● **EXCERPT**:

◇ ◇ ◇ ◇

David Hilbert was one of the mathematical greats of the 19th and 20th centuries. Today, mathematics and physics are still powerfully influenced by his work and his vision.
Early Life and Education
David Hilbert was born on January 23, 1862, in Königsberg, Prussia, on the Baltic Sea. Since the end of World War 2, Königsberg has been called Kaliningrad and is part of Russia.
David Hilbert’s parents were Otto Hilbert, who was a judge, and Maria Therese Erdtmann. His father came from a legal family, while his mother’s family were merchants. Both families were protestant, and his father was devoted to his faith. It was his Maria Therese’s interests that shaped the young boy’s interests – she was an enthusiastic amateur mathematician and astronomer.
At the age of 10, Hilbert began as a student at the Friedrichskollegium Gymnasium – a high school for academically talented children, where he studied for seven years. In his final high school year, he transferred to the more specialist math-science Wilhelm Gymnasium. He graduated from the Wilhelm Gymnasium at the highest academic level – good enough to study for a degree at any European university.
His mathematics teacher, whose name was Hermann von Morstein, wrote a note of recommendation for him, saying:
“Hilbert has a comprehensive knowledge of mathematics, with the ability to solve problems using his own methods.”
Of that time, Hilbert himself recalled:
“I didn’t work especially hard at mathematics at school, because I knew that’s what I’d be doing later.”
Hilbert decided to stay close to home: in 1880, aged 18, he enrolled to study mathematics at the University of Königsberg.
Five years later, he had not only obtained a degree in mathematics, but a Ph.D. too.
After completing his Ph.D. Hilbert spent winter at the University of Leipzig and then Paris.
In 1886 he became a mathematics lecturer at the University of Königsberg.
While studying for his degrees, Hilbert made friends with two other exceptionally talented mathematicians, Hermann Minkowski, a fellow student, and Adolf Hurwitz, an associate professor. The three pushed one another to ever greater mathematical heights – they would continue to exchange ideas for the rest of their careers.
David Hilbert’s Career
Starting in 1886, David Hilbert worked for nine years at the University of Königsberg, first as a lecturer, then as a professor.

◇ ◇ ◇ ◇

● **ENTRIES SUPPLIED**:
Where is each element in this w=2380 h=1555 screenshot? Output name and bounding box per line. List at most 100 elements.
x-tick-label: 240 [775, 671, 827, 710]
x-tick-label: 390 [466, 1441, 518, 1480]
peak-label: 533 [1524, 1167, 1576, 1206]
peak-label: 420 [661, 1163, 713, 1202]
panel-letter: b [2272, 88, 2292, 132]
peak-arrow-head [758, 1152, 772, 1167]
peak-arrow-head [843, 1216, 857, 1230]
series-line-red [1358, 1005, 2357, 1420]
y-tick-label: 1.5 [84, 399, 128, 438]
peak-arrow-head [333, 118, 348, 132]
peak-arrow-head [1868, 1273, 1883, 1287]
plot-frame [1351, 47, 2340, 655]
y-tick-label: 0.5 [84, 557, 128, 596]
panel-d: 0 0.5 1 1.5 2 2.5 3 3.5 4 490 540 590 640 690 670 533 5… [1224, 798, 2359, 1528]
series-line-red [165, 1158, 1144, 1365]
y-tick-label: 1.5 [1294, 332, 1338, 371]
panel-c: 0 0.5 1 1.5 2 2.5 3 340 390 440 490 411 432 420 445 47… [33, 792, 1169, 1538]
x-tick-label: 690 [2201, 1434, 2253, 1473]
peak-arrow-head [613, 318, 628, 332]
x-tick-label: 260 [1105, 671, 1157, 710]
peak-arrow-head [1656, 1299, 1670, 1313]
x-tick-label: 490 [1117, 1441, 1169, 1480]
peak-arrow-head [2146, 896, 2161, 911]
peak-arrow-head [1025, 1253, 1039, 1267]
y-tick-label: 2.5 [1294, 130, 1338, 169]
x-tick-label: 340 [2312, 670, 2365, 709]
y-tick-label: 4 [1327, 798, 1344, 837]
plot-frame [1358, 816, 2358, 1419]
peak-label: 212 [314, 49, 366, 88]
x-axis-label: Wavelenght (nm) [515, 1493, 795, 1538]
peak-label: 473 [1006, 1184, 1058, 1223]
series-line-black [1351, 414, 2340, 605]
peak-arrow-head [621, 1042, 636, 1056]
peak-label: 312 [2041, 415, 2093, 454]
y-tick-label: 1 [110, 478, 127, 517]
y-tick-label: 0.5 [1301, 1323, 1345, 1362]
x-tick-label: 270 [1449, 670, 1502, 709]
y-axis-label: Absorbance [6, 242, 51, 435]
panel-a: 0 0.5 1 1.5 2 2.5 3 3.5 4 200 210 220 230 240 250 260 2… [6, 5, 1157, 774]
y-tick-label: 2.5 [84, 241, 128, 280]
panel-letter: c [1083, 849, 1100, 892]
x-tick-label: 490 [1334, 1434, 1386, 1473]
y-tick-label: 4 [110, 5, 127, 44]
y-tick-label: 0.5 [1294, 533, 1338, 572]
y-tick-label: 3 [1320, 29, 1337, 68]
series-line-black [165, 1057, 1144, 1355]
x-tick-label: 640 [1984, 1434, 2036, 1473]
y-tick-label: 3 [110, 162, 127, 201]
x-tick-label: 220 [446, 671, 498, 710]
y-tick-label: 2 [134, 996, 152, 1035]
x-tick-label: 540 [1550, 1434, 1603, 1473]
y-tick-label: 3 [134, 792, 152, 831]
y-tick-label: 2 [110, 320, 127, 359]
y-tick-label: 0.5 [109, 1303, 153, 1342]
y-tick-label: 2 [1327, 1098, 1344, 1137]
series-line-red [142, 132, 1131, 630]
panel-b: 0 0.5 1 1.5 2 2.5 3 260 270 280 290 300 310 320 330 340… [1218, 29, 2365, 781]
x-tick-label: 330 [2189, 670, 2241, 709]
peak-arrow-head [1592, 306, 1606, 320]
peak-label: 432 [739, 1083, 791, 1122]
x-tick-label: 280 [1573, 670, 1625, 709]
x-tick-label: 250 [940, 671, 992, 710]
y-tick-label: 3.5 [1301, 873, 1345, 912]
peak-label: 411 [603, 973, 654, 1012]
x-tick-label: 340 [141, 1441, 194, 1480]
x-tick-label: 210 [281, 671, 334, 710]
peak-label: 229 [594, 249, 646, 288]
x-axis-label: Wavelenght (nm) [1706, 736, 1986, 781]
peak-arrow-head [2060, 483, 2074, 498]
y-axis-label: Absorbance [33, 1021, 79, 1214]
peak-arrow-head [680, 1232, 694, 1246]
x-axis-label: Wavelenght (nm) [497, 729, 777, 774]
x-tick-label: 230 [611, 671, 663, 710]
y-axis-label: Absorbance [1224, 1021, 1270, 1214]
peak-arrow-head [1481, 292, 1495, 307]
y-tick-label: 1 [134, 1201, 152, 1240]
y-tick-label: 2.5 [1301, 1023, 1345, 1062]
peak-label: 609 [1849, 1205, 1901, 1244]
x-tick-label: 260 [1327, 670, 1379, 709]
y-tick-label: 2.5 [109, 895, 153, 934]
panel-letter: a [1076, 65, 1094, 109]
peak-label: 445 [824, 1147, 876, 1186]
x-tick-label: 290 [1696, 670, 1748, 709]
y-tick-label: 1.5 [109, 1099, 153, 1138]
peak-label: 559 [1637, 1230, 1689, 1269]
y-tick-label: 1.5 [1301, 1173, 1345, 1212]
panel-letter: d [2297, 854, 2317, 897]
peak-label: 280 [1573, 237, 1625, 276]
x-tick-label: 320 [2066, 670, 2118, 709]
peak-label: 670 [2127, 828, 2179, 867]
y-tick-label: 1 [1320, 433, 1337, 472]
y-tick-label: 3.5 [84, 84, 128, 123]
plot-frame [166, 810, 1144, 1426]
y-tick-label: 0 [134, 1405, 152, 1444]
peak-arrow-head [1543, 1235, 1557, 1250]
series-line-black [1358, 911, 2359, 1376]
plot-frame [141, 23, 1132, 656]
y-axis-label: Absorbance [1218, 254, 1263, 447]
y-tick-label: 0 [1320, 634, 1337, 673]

◇ ◇ ◇ ◇

● **BRIEF 1**: Please reproduce the Hilbert biography from "His mathematics teacher, whose" up to and including "and then Paris.".
● **BRIEF 2**: In the Hilbert biography, why did Hilbert say he didn't work especially hard at mathematics at school? Answer in one to three sentences.
● **BRIEF 3**: Continue the Hilbert biography from its last sentence.
The records have nothing to do with the Hilbert biography.

● **FINAL ANSWER 1**:
His mathematics teacher, whose name was Hermann von Morstein, wrote a note of recommendation for him, saying:
“Hilbert has a comprehensive knowledge of mathematics, with the ability to solve problems using his own methods.”
Of that time, Hilbert himself recalled:
“I didn’t work especially hard at mathematics at school, because I knew that’s what I’d be doing later.”
Hilbert decided to stay close to home: in 1880, aged 18, he enrolled to study mathematics at the University of Königsberg.
Five years later, he had not only obtained a degree in mathematics, but a Ph.D. too.
After completing his Ph.D. Hilbert spent winter at the University of Leipzig and then Paris.

● **FINAL ANSWER 2**: Hilbert said he didn't work especially hard at mathematics at school because he knew that mathematics was what he would be doing later.

● **FINAL ANSWER 3**:
In 1895, aged 33, he moved to became a professor at the world’s then top mathematics university, the University of Göttingen, Germany, where giants such as Carl Friedrich Gauss, Bernhard Riemann and Peter Dirichlet had been professors of mathematics. Hilbert would spend the rest of his career at Göttingen.
In 1902, at the age of 40, he became co-editor of the world’s leading mathematical journal, Mathematische Annalen.
He retired from his research and teaching work at the University of Göttingen in 1930, aged 68.
He continued working as co-editor of Mathematische Annalen until 1939.
Hilbert was a pure mathematician. His knowledge of mathematics was unusually broad as well as deep, and he contributed to several areas of mathematics and also physics.
The mathematics he did is often at a level that can stretch the best of us, so here are brief summaries of some of his most famous achievements.
Hilbert’s Basis Theorem Proof
In 1888, Hilbert proved the finite basis theorem for any number of variables. In 1868, Paul Gordan had been able to prove the theorem, but for only two variables: three or more variables were simply too time consuming to prove. Hilbert used an entirely new abstract strategy for his proof, establishing that the theorem was true for an arbitrary number of variables. This was a major advance in algebraic number theory.
Hilbert’s Axioms of Geometry
In 1899, Hilbert published Foundations of Geometry.
Hilbert’s new axioms of geometry replaced those of Euclid from over 2000 years earlier, unifying two-dimensional and three-dimensional geometry into one system.
Hilbert’s 23 Problems
In 1900 Hilbert took a sweeping overview of mathematics. He then defined his famous 23 problems. In doing so, he had a greater effect in shaping mathematics in the 20th century than any other person. Hilbert outlined 23 problems or questions he thought, if answered correctly, would carry mathematics to a new level. The list, he said, was not meant to exclude other problems, it was merely a sample of problems.
Sample or not, since Hilbert first posed the 23 Problems, a huge amount of work has been done seeking the answers.
Mathematicians solved some of the problems within a few years, and others later, but some remain unsolved. Over one hundred years since Hilbert first listed them, solutions to these problems would still shine a bright new light on mathematics.
The remaining great unsolved problems Hilbert identified are:
- The Riemann Hypothesis
- The Kronecker-Weber theorem extension
- The problem of the topology of algebraic curves and surfaces
Although he was primarily a pure mathematician, Hilbert had broad tastes in mathematics.
There is little if any separation between applied mathematics and mathematical physics. Hilbert sometimes dabbled in this area, often as a result of discussions with Hermann Minkowski, his old friend from his student days.
After graduating, Minkowski had gone on to teach Albert Einstein in Zurich. In 1907 he had taken Einstein’s Special Theory of Relativity, published in 1905, and shown that it could be advantageous to consider it differently – in four-dimensional spacetime – now called Minkowski Spacetime.
Gradually a fascination with mathematical physics grew in Hilbert, and he spent increasing amounts of time thinking about the subject.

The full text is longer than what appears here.